• _TASK DETAILS_: Exact repetition of every entry is required.
--- START OF RECORDS FOR THIS TASK ---
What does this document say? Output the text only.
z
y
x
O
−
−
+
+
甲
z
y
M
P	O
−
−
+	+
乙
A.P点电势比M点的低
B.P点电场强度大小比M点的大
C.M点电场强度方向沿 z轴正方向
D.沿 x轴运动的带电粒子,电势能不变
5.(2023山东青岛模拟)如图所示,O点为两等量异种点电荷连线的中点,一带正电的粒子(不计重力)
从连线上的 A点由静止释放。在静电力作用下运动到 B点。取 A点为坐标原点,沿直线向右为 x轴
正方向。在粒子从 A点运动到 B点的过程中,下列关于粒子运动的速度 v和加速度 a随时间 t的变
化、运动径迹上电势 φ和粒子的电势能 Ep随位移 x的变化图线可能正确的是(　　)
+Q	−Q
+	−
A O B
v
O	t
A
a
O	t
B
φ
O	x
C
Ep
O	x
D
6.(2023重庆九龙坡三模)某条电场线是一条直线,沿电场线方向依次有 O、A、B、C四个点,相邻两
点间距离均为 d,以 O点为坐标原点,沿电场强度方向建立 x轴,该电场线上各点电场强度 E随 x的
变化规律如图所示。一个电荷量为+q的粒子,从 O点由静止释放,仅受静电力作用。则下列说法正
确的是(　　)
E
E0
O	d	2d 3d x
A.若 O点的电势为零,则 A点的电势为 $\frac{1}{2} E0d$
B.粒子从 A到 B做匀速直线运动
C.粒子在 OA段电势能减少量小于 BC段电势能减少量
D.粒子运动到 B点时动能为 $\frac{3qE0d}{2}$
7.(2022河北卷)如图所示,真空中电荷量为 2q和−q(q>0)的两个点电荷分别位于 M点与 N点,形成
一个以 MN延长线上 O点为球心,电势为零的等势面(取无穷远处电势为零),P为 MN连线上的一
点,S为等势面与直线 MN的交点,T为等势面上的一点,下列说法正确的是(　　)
--- END OF RECORDS FOR THIS TASK ---
• _PROBLEM SOLUTION_:
What does this document say? Output the text only.
z
y
x
O
−
−
+
+
甲
z
y
M
P	O
−
−
+	+
乙
A.P点电势比M点的低
B.P点电场强度大小比M点的大
C.M点电场强度方向沿 z轴正方向
D.沿 x轴运动的带电粒子,电势能不变
5.(2023山东青岛模拟)如图所示,O点为两等量异种点电荷连线的中点,一带正电的粒子(不计重力)
从连线上的 A点由静止释放。在静电力作用下运动到 B点。取 A点为坐标原点,沿直线向右为 x轴
正方向。在粒子从 A点运动到 B点的过程中,下列关于粒子运动的速度 v和加速度 a随时间 t的变
化、运动径迹上电势 φ和粒子的电势能 Ep随位移 x的变化图线可能正确的是(　　)
+Q	−Q
+	−
A O B
v
O	t
A
a
O	t
B
φ
O	x
C
Ep
O	x
D
6.(2023重庆九龙坡三模)某条电场线是一条直线,沿电场线方向依次有 O、A、B、C四个点,相邻两
点间距离均为 d,以 O点为坐标原点,沿电场强度方向建立 x轴,该电场线上各点电场强度 E随 x的
变化规律如图所示。一个电荷量为+q的粒子,从 O点由静止释放,仅受静电力作用。则下列说法正
确的是(　　)
E
E0
O	d	2d 3d x
A.若 O点的电势为零,则 A点的电势为 $\frac{1}{2} E0d$
B.粒子从 A到 B做匀速直线运动
C.粒子在 OA段电势能减少量小于 BC段电势能减少量
D.粒子运动到 B点时动能为 $\frac{3qE0d}{2}$
7.(2022河北卷)如图所示,真空中电荷量为 2q和−q(q>0)的两个点电荷分别位于 M点与 N点,形成
一个以 MN延长线上 O点为球心,电势为零的等势面(取无穷远处电势为零),P为 MN连线上的一
点,S为等势面与直线 MN的交点,T为等势面上的一点,下列说法正确的是(　　)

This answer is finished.